TO BE DONE |
Set down the material below word for word, excluding the pictures.

RECORDS SHOWN |
--- Begin ---

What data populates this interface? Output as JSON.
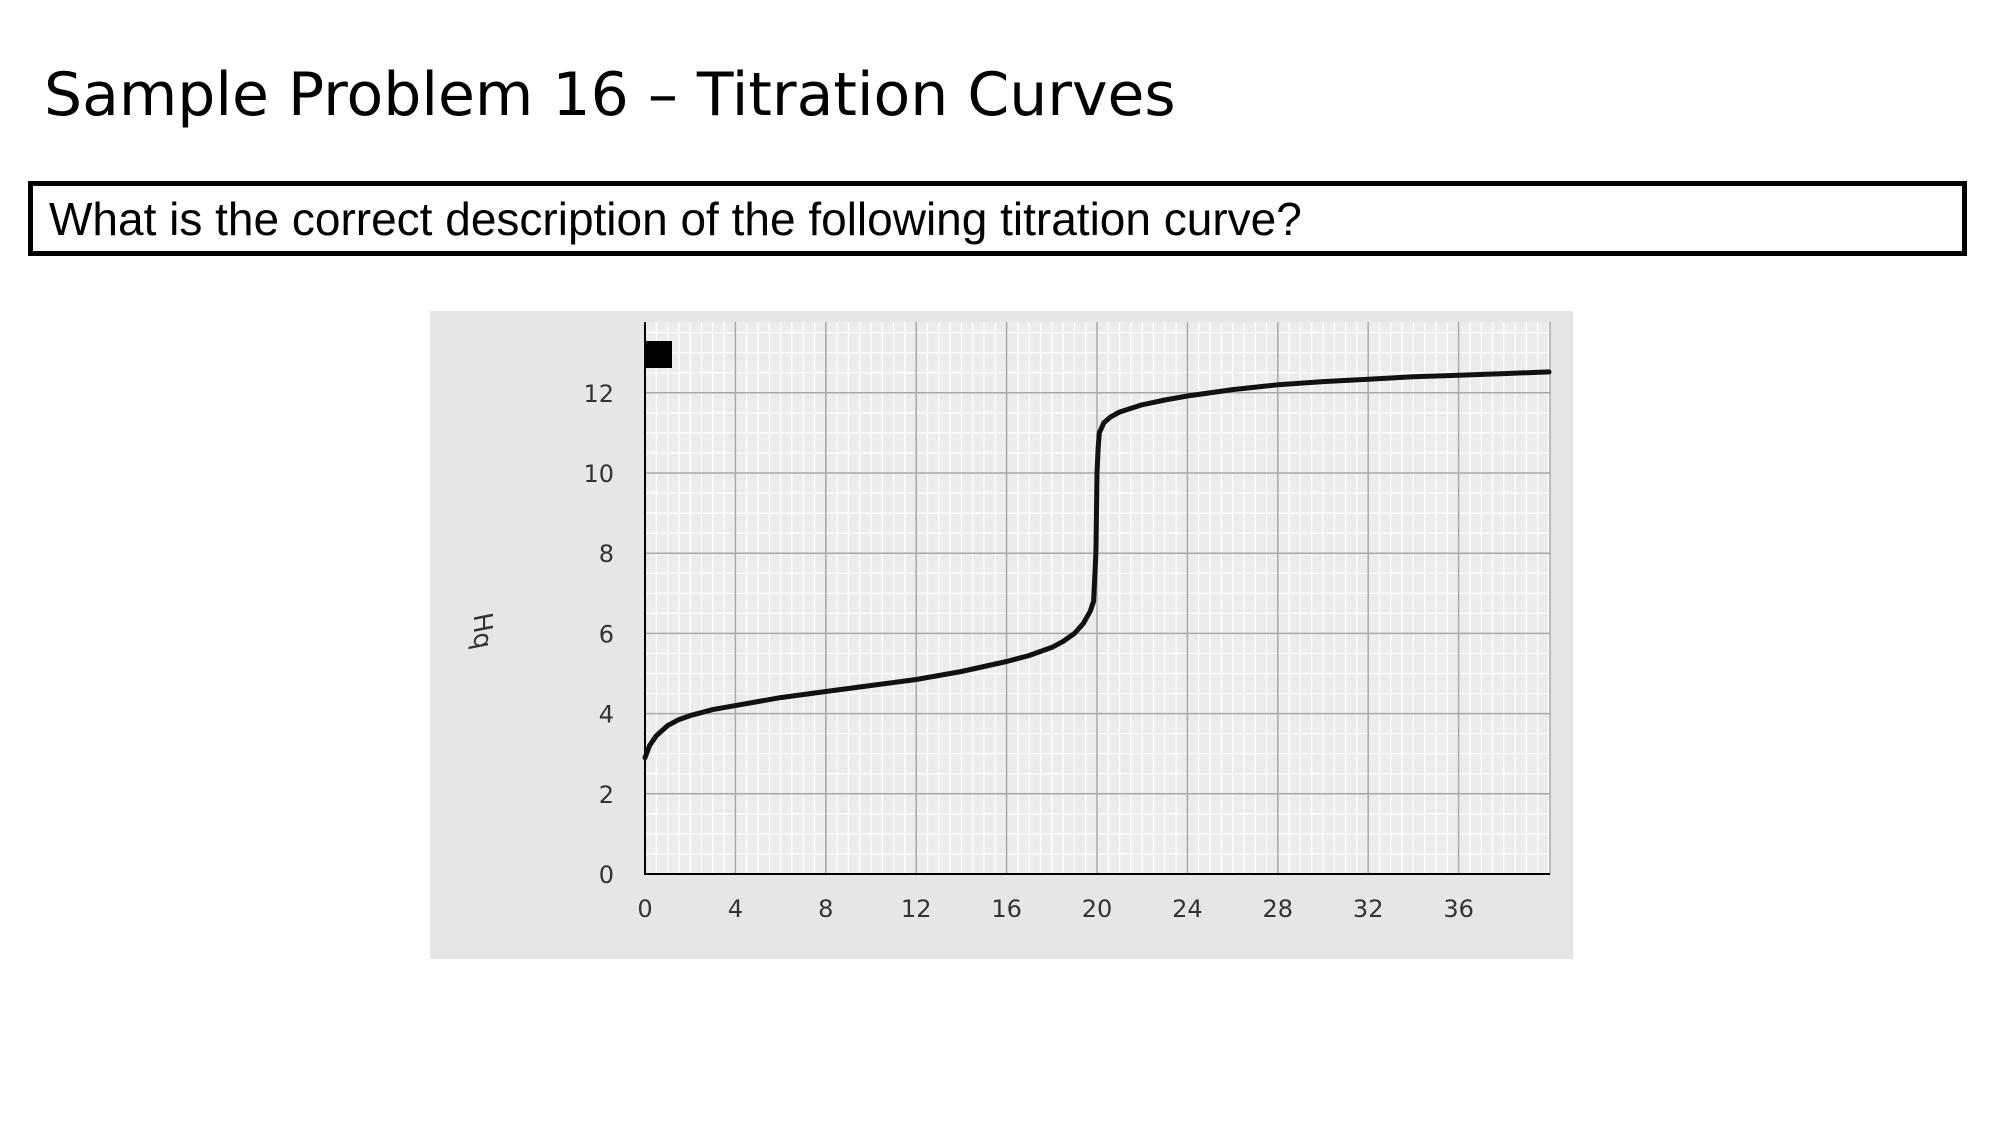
{
  "slide": {
    "title": "Sample Problem 16 –  Titration Curves",
    "question": "What is the correct description of the following titration curve?"
  },
  "chart_data": {
    "type": "line",
    "title": "",
    "xlabel": "",
    "ylabel": "pH",
    "xlim": [
      0,
      40
    ],
    "ylim": [
      0,
      14
    ],
    "x_ticks": [
      0,
      4,
      8,
      12,
      16,
      20,
      24,
      28,
      32,
      36
    ],
    "y_ticks": [
      0,
      2,
      4,
      6,
      8,
      10,
      12
    ],
    "grid": true,
    "series": [
      {
        "color": "#111111",
        "x": [
          0,
          0.2,
          0.5,
          1,
          1.5,
          2,
          3,
          4,
          6,
          8,
          10,
          12,
          14,
          16,
          17,
          18,
          18.5,
          19,
          19.4,
          19.7,
          19.85,
          19.95,
          20.0,
          20.05,
          20.1,
          20.3,
          20.6,
          21,
          22,
          23,
          24,
          26,
          28,
          30,
          32,
          34,
          36,
          38,
          40
        ],
        "y": [
          2.9,
          3.2,
          3.45,
          3.7,
          3.85,
          3.95,
          4.1,
          4.2,
          4.4,
          4.55,
          4.7,
          4.85,
          5.05,
          5.3,
          5.45,
          5.65,
          5.8,
          6.0,
          6.25,
          6.55,
          6.8,
          8.0,
          10.0,
          10.6,
          11.0,
          11.25,
          11.4,
          11.52,
          11.7,
          11.82,
          11.92,
          12.08,
          12.2,
          12.28,
          12.34,
          12.4,
          12.44,
          12.48,
          12.52
        ]
      }
    ]
  },
  "colors": {
    "panel_bg": "#e6e6e6",
    "plot_bg": "#ececec",
    "minor_grid": "#ffffff",
    "major_grid": "#a8a8a8",
    "curve": "#111111"
  }
}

--- End ---

TASK OUTPUT |
What data populates this interface? Output as JSON.
{
  "slide": {
    "title": "Sample Problem 16 –  Titration Curves",
    "question": "What is the correct description of the following titration curve?"
  },
  "chart_data": {
    "type": "line",
    "title": "",
    "xlabel": "",
    "ylabel": "pH",
    "xlim": [
      0,
      40
    ],
    "ylim": [
      0,
      14
    ],
    "x_ticks": [
      0,
      4,
      8,
      12,
      16,
      20,
      24,
      28,
      32,
      36
    ],
    "y_ticks": [
      0,
      2,
      4,
      6,
      8,
      10,
      12
    ],
    "grid": true,
    "series": [
      {
        "color": "#111111",
        "x": [
          0,
          0.2,
          0.5,
          1,
          1.5,
          2,
          3,
          4,
          6,
          8,
          10,
          12,
          14,
          16,
          17,
          18,
          18.5,
          19,
          19.4,
          19.7,
          19.85,
          19.95,
          20.0,
          20.05,
          20.1,
          20.3,
          20.6,
          21,
          22,
          23,
          24,
          26,
          28,
          30,
          32,
          34,
          36,
          38,
          40
        ],
        "y": [
          2.9,
          3.2,
          3.45,
          3.7,
          3.85,
          3.95,
          4.1,
          4.2,
          4.4,
          4.55,
          4.7,
          4.85,
          5.05,
          5.3,
          5.45,
          5.65,
          5.8,
          6.0,
          6.25,
          6.55,
          6.8,
          8.0,
          10.0,
          10.6,
          11.0,
          11.25,
          11.4,
          11.52,
          11.7,
          11.82,
          11.92,
          12.08,
          12.2,
          12.28,
          12.34,
          12.4,
          12.44,
          12.48,
          12.52
        ]
      }
    ]
  },
  "colors": {
    "panel_bg": "#e6e6e6",
    "plot_bg": "#ececec",
    "minor_grid": "#ffffff",
    "major_grid": "#a8a8a8",
    "curve": "#111111"
  }
}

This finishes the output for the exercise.